Exercise: Answer with one number: the count of lines in the listing below that hold the word "ylabel".

[START Data records]

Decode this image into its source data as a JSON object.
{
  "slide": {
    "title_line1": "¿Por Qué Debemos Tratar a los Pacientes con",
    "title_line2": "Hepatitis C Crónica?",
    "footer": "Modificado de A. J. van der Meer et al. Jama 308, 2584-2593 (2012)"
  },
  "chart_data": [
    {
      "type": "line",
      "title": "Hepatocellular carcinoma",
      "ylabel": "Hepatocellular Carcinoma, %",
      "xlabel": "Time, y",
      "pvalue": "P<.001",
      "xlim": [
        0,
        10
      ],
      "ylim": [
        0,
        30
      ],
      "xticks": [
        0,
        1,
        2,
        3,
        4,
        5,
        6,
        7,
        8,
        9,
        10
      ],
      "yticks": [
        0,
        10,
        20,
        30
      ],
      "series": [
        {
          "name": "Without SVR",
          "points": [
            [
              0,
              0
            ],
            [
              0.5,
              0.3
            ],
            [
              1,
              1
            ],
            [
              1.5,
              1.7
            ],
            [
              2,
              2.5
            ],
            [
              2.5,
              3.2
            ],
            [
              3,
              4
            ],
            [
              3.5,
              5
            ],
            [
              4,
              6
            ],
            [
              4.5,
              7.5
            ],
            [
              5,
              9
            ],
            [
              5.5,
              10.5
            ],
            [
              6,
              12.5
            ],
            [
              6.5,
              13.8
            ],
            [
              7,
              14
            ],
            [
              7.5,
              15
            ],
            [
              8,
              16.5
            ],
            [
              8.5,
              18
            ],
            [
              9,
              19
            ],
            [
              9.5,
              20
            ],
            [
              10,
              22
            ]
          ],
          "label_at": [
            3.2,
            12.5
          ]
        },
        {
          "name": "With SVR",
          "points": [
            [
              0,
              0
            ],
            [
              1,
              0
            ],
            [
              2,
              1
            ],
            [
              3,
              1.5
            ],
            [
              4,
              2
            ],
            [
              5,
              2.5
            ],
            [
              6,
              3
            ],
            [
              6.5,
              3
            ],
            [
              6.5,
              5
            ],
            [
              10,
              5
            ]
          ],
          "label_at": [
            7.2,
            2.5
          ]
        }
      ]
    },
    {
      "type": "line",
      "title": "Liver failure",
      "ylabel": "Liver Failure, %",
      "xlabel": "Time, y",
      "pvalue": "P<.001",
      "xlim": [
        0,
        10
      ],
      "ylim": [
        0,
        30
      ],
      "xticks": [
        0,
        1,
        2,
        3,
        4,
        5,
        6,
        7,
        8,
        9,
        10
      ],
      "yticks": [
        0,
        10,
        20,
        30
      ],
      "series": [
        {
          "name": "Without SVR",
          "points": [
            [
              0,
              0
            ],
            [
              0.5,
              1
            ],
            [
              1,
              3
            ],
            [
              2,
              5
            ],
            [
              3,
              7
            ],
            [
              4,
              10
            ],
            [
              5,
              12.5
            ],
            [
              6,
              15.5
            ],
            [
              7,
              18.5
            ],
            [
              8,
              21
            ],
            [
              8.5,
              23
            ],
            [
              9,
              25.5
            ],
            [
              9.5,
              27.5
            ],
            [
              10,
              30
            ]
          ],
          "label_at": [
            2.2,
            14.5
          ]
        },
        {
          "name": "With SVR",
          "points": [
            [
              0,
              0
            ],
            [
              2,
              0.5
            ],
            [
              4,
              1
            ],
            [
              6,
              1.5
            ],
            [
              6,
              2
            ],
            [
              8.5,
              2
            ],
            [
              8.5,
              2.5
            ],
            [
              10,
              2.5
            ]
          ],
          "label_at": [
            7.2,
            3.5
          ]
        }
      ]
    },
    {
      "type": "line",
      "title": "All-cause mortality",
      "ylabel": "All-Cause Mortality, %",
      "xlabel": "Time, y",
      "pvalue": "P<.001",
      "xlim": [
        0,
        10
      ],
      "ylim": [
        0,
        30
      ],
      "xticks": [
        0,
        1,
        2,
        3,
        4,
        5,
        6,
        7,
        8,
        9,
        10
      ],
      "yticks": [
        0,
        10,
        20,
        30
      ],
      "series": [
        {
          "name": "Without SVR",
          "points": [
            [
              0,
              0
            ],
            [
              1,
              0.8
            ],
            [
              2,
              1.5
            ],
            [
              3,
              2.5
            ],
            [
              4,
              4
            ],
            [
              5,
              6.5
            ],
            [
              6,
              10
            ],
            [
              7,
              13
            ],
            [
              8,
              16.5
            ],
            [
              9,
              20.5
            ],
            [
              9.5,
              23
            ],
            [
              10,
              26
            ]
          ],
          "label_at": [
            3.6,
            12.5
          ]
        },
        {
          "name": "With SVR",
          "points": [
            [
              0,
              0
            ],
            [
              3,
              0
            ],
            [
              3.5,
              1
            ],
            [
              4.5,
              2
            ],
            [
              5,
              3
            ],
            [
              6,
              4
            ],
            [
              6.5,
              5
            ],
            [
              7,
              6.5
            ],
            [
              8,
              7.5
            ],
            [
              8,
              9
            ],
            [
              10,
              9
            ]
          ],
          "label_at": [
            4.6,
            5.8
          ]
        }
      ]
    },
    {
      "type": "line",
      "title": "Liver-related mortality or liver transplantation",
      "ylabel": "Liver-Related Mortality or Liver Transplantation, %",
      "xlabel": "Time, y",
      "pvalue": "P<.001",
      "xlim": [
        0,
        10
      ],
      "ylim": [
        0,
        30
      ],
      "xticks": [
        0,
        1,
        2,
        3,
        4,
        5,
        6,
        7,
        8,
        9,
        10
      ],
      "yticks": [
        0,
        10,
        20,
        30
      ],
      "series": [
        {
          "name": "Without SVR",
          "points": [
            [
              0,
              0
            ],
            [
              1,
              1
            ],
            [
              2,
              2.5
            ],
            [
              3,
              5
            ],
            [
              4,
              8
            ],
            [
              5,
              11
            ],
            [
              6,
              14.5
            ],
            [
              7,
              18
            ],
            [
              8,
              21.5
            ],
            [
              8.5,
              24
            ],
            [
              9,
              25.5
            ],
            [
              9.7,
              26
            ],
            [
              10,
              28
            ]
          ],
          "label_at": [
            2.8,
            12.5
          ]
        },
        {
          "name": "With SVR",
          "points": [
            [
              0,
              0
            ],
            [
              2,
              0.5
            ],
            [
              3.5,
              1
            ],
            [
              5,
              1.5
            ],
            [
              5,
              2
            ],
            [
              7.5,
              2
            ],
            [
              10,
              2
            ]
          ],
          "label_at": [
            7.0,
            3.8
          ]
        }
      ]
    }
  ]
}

[END Data records]

Solution: 4